Gather from the material every line that contains the string "Virginia".

═══ INFORMATION SHOWN ═══

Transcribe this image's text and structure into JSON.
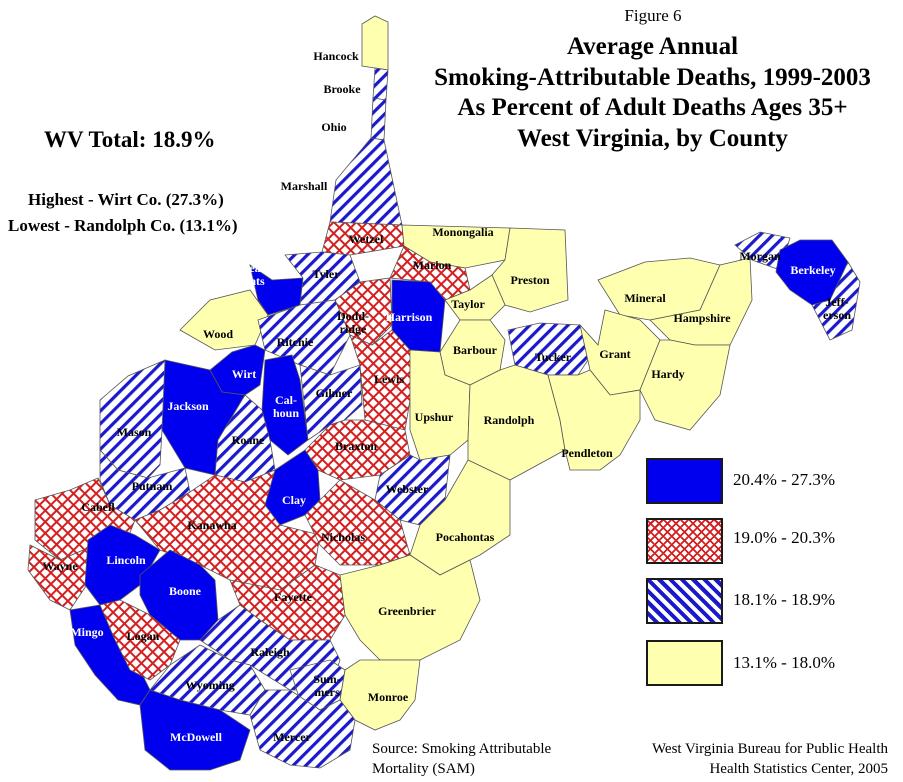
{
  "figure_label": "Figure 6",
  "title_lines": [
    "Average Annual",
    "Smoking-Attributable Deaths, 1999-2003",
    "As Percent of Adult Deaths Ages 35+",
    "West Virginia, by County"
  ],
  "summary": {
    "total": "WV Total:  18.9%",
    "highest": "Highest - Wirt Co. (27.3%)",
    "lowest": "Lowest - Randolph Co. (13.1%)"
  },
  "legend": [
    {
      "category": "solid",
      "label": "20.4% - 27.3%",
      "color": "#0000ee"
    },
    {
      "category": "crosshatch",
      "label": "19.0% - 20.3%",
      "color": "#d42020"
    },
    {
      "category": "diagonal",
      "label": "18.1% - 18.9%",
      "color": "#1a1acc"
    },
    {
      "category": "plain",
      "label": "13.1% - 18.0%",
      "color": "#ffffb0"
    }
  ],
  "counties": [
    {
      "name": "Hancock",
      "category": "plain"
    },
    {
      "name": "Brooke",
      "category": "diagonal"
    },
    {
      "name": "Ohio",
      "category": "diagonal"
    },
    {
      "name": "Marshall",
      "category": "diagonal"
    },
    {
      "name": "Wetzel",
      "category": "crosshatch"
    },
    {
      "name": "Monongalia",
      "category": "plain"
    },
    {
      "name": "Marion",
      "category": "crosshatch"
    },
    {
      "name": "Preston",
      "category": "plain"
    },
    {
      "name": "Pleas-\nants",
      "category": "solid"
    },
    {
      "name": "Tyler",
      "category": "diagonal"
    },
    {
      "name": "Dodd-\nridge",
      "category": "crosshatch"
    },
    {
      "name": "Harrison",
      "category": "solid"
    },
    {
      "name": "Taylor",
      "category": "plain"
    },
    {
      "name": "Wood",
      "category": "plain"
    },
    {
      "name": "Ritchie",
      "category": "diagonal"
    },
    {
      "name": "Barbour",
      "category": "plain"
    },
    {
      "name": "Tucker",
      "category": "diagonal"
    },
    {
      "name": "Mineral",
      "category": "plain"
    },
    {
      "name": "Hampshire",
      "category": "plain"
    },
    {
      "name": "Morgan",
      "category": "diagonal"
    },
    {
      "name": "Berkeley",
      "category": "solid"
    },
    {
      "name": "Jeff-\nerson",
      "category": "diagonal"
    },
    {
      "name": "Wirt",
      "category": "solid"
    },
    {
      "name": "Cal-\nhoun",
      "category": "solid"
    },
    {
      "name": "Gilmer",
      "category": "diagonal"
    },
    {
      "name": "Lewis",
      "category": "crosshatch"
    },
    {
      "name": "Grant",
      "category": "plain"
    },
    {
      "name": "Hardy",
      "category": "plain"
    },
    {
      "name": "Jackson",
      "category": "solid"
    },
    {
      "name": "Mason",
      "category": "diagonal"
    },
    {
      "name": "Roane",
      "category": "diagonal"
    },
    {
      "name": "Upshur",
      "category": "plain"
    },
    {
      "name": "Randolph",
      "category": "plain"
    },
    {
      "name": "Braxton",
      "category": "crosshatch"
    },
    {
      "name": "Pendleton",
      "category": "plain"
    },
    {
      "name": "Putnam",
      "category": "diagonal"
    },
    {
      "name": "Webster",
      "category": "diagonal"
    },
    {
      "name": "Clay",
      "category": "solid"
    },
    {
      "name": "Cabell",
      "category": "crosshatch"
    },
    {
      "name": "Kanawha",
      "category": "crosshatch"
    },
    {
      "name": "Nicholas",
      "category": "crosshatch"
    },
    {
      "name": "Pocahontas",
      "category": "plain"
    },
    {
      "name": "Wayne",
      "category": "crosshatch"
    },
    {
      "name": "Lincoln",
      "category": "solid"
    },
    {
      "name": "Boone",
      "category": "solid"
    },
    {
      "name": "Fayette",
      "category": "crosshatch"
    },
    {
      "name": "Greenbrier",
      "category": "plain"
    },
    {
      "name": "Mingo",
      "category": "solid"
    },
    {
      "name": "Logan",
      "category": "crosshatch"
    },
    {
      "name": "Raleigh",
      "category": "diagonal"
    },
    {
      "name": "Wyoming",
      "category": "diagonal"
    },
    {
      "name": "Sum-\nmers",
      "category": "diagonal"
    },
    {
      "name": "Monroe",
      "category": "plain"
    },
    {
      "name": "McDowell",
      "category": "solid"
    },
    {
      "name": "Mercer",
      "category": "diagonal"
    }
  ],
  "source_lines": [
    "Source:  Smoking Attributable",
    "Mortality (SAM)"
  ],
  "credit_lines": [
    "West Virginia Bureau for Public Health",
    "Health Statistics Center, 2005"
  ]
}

═══
═══ INFORMATION SHOWN ═══

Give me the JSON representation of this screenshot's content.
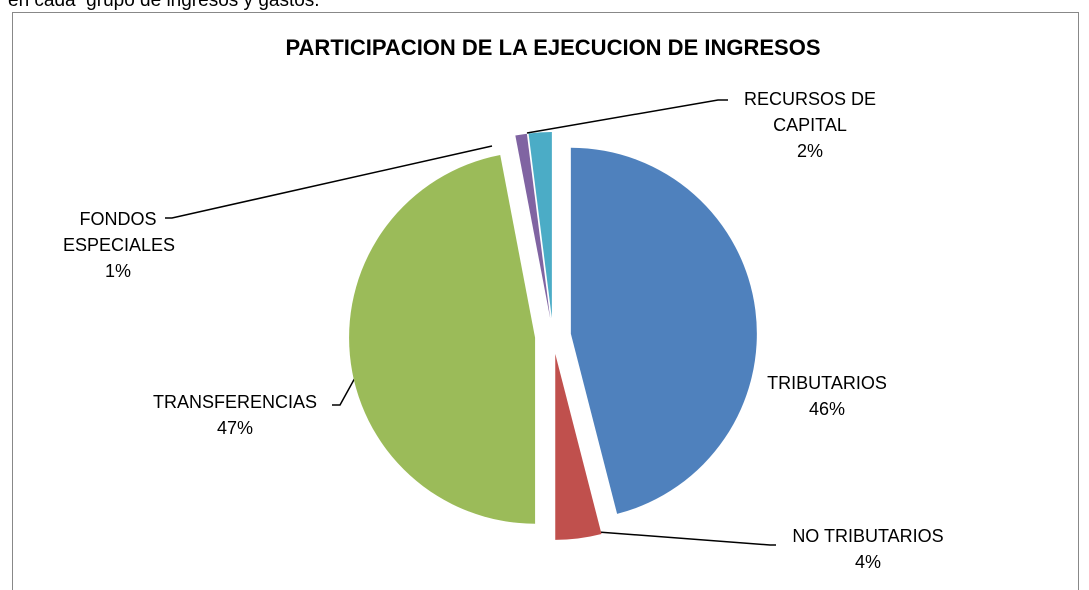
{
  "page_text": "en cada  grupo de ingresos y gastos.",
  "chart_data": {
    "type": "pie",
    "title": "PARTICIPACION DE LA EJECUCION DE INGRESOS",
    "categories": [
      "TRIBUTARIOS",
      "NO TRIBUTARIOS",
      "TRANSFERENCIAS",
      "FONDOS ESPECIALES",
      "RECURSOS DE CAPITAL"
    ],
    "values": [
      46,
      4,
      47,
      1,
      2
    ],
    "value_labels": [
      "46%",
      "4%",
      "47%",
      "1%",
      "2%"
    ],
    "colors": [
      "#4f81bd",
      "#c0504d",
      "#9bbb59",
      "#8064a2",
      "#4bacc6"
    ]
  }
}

═══

§ OUTPUT FOR THIS TASK:
    "West Virginia, by County"
    "West Virginia Bureau for Public Health",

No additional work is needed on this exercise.